Records for processing
========================================

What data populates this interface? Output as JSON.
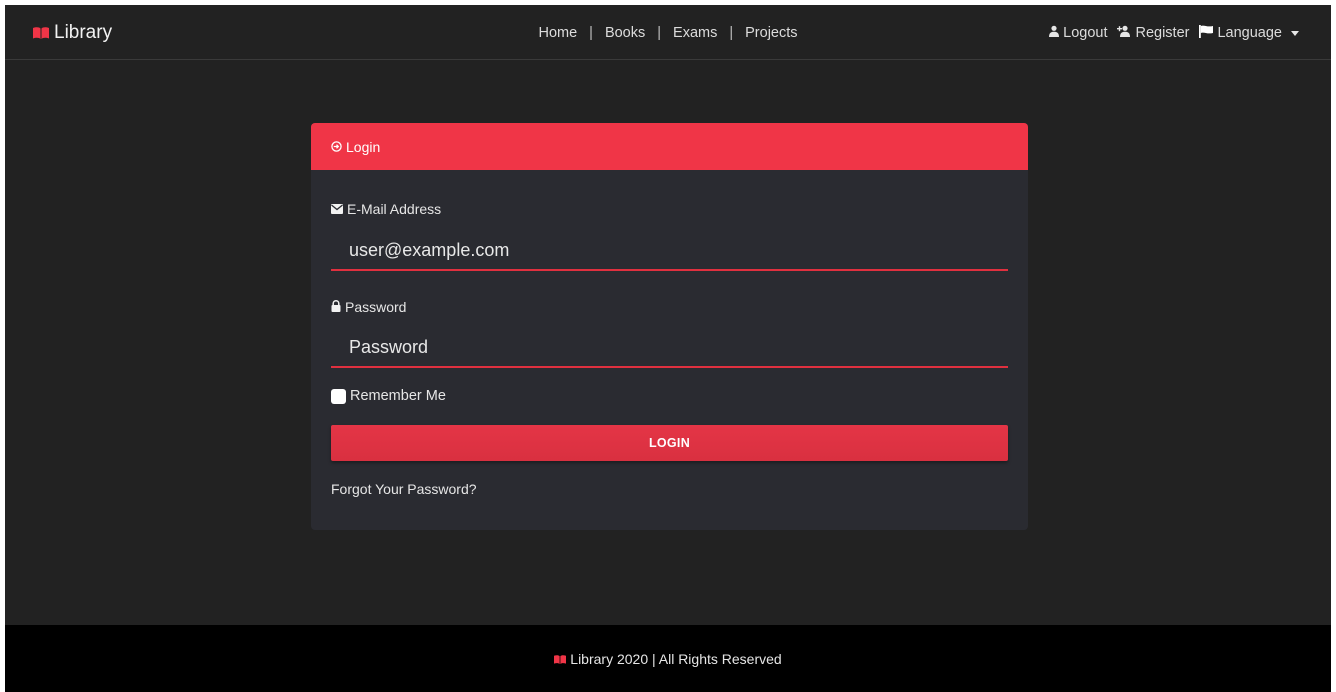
{
  "brand": {
    "name": "Library",
    "icon": "book-open-icon",
    "accent": "#f03547"
  },
  "nav": {
    "links": [
      "Home",
      "Books",
      "Exams",
      "Projects"
    ],
    "separator": "|",
    "logout": "Logout",
    "register": "Register",
    "language": "Language"
  },
  "login_card": {
    "header": "Login",
    "email_label": "E-Mail Address",
    "email_value": "user@example.com",
    "password_label": "Password",
    "password_placeholder": "Password",
    "remember_label": "Remember Me",
    "remember_checked": false,
    "submit_label": "LOGIN",
    "forgot_label": "Forgot Your Password?"
  },
  "footer": {
    "text": "Library 2020 | All Rights Reserved"
  },
  "colors": {
    "background": "#222222",
    "card": "#2a2b31",
    "accent": "#f03547",
    "footer": "#000000"
  }
}
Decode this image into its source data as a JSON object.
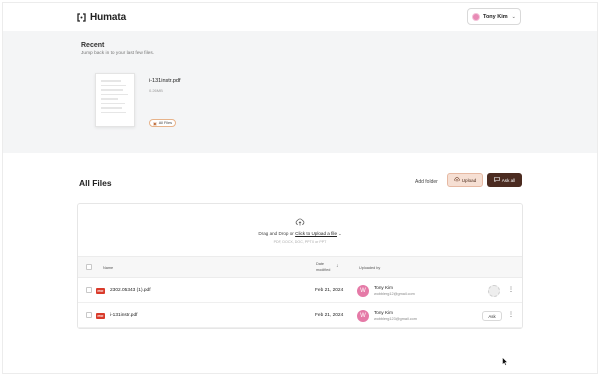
{
  "app": {
    "name": "Humata"
  },
  "header": {
    "user_name": "Tony Kim"
  },
  "recent": {
    "title": "Recent",
    "subtitle": "Jump back in to your last few files.",
    "file": {
      "name": "i-131instr.pdf",
      "size": "0.26MB",
      "folder_badge": "All Files"
    }
  },
  "all_files": {
    "title": "All Files",
    "add_folder": "Add folder",
    "upload_label": "Upload",
    "ask_all_label": "Ask all"
  },
  "dropzone": {
    "text_prefix": "Drag and Drop or ",
    "link_text": "Click to Upload a file",
    "types": "PDF, DOCX, DOC, PPTX or PPT"
  },
  "table": {
    "columns": {
      "name": "Name",
      "date_line1": "Date",
      "date_line2": "modified",
      "uploaded_by": "Uploaded by"
    },
    "rows": [
      {
        "name": "2302.05343 (1).pdf",
        "date": "Feb 21, 2024",
        "user_initial": "W",
        "user_name": "Tony Kim",
        "user_email": "wobblerg12@gmail.com",
        "action": ""
      },
      {
        "name": "i-131instr.pdf",
        "date": "Feb 21, 2024",
        "user_initial": "W",
        "user_name": "Tony Kim",
        "user_email": "wobblerg123@gmail.com",
        "action": "Ask"
      }
    ]
  },
  "icons": {
    "pdf_badge": "PDF",
    "logo": "humata-logo-icon",
    "upload": "cloud-upload-icon",
    "ask_all": "chat-bubble-icon",
    "kebab": "more-vertical-icon"
  },
  "colors": {
    "accent_dark": "#4b2b20",
    "accent_light": "#f6dfd3",
    "avatar_pink": "#e57aa7",
    "pdf_red": "#d93b2b"
  }
}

========================================

Aim of the task
Reproduce the data word for word, excluding its pictures.

Correct result
What data populates this interface? Output as JSON.
{
  "brand": {
    "name": "Library",
    "icon": "book-open-icon",
    "accent": "#f03547"
  },
  "nav": {
    "links": [
      "Home",
      "Books",
      "Exams",
      "Projects"
    ],
    "separator": "|",
    "logout": "Logout",
    "register": "Register",
    "language": "Language"
  },
  "login_card": {
    "header": "Login",
    "email_label": "E-Mail Address",
    "email_value": "user@example.com",
    "password_label": "Password",
    "password_placeholder": "Password",
    "remember_label": "Remember Me",
    "remember_checked": false,
    "submit_label": "LOGIN",
    "forgot_label": "Forgot Your Password?"
  },
  "footer": {
    "text": "Library 2020 | All Rights Reserved"
  },
  "colors": {
    "background": "#222222",
    "card": "#2a2b31",
    "accent": "#f03547",
    "footer": "#000000"
  }
}
Decode this image into its source data as a JSON object.
{
  "app": {
    "name": "Humata"
  },
  "header": {
    "user_name": "Tony Kim"
  },
  "recent": {
    "title": "Recent",
    "subtitle": "Jump back in to your last few files.",
    "file": {
      "name": "i-131instr.pdf",
      "size": "0.26MB",
      "folder_badge": "All Files"
    }
  },
  "all_files": {
    "title": "All Files",
    "add_folder": "Add folder",
    "upload_label": "Upload",
    "ask_all_label": "Ask all"
  },
  "dropzone": {
    "text_prefix": "Drag and Drop or ",
    "link_text": "Click to Upload a file",
    "types": "PDF, DOCX, DOC, PPTX or PPT"
  },
  "table": {
    "columns": {
      "name": "Name",
      "date_line1": "Date",
      "date_line2": "modified",
      "uploaded_by": "Uploaded by"
    },
    "rows": [
      {
        "name": "2302.05343 (1).pdf",
        "date": "Feb 21, 2024",
        "user_initial": "W",
        "user_name": "Tony Kim",
        "user_email": "wobblerg12@gmail.com",
        "action": ""
      },
      {
        "name": "i-131instr.pdf",
        "date": "Feb 21, 2024",
        "user_initial": "W",
        "user_name": "Tony Kim",
        "user_email": "wobblerg123@gmail.com",
        "action": "Ask"
      }
    ]
  },
  "icons": {
    "pdf_badge": "PDF",
    "logo": "humata-logo-icon",
    "upload": "cloud-upload-icon",
    "ask_all": "chat-bubble-icon",
    "kebab": "more-vertical-icon"
  },
  "colors": {
    "accent_dark": "#4b2b20",
    "accent_light": "#f6dfd3",
    "avatar_pink": "#e57aa7",
    "pdf_red": "#d93b2b"
  }
}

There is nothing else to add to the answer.